[Records from a dataset]
────
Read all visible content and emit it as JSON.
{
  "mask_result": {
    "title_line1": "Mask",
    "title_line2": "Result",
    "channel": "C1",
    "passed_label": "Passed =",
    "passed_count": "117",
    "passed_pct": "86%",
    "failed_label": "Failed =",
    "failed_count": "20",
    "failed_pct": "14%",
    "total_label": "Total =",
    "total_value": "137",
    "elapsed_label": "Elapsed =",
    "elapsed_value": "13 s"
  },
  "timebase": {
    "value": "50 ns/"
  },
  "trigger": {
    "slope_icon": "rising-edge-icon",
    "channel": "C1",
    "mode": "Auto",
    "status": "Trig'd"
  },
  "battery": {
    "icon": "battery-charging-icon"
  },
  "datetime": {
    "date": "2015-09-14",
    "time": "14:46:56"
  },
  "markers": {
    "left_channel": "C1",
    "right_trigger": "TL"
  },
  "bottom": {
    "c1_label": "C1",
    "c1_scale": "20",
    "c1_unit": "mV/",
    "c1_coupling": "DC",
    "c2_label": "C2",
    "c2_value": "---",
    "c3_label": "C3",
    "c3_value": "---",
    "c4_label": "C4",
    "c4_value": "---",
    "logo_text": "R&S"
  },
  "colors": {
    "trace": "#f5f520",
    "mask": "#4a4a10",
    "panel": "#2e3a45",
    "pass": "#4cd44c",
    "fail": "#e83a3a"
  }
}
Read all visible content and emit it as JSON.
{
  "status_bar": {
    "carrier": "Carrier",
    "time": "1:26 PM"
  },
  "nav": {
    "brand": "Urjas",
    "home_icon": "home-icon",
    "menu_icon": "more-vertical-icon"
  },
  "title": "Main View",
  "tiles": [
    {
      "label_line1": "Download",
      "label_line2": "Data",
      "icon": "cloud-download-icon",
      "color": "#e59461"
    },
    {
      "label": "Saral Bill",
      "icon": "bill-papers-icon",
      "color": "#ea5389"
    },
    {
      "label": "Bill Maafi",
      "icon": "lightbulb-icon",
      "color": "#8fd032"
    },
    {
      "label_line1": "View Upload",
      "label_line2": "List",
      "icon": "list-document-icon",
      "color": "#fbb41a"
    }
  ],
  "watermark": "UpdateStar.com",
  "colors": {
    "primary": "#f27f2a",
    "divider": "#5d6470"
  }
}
────
The records above should be duplicated in full, exactly as given.

> **Complete answer**
Read all visible content and emit it as JSON.
{
  "mask_result": {
    "title_line1": "Mask",
    "title_line2": "Result",
    "channel": "C1",
    "passed_label": "Passed =",
    "passed_count": "117",
    "passed_pct": "86%",
    "failed_label": "Failed =",
    "failed_count": "20",
    "failed_pct": "14%",
    "total_label": "Total =",
    "total_value": "137",
    "elapsed_label": "Elapsed =",
    "elapsed_value": "13 s"
  },
  "timebase": {
    "value": "50 ns/"
  },
  "trigger": {
    "slope_icon": "rising-edge-icon",
    "channel": "C1",
    "mode": "Auto",
    "status": "Trig'd"
  },
  "battery": {
    "icon": "battery-charging-icon"
  },
  "datetime": {
    "date": "2015-09-14",
    "time": "14:46:56"
  },
  "markers": {
    "left_channel": "C1",
    "right_trigger": "TL"
  },
  "bottom": {
    "c1_label": "C1",
    "c1_scale": "20",
    "c1_unit": "mV/",
    "c1_coupling": "DC",
    "c2_label": "C2",
    "c2_value": "---",
    "c3_label": "C3",
    "c3_value": "---",
    "c4_label": "C4",
    "c4_value": "---",
    "logo_text": "R&S"
  },
  "colors": {
    "trace": "#f5f520",
    "mask": "#4a4a10",
    "panel": "#2e3a45",
    "pass": "#4cd44c",
    "fail": "#e83a3a"
  }
}
Read all visible content and emit it as JSON.
{
  "status_bar": {
    "carrier": "Carrier",
    "time": "1:26 PM"
  },
  "nav": {
    "brand": "Urjas",
    "home_icon": "home-icon",
    "menu_icon": "more-vertical-icon"
  },
  "title": "Main View",
  "tiles": [
    {
      "label_line1": "Download",
      "label_line2": "Data",
      "icon": "cloud-download-icon",
      "color": "#e59461"
    },
    {
      "label": "Saral Bill",
      "icon": "bill-papers-icon",
      "color": "#ea5389"
    },
    {
      "label": "Bill Maafi",
      "icon": "lightbulb-icon",
      "color": "#8fd032"
    },
    {
      "label_line1": "View Upload",
      "label_line2": "List",
      "icon": "list-document-icon",
      "color": "#fbb41a"
    }
  ],
  "watermark": "UpdateStar.com",
  "colors": {
    "primary": "#f27f2a",
    "divider": "#5d6470"
  }
}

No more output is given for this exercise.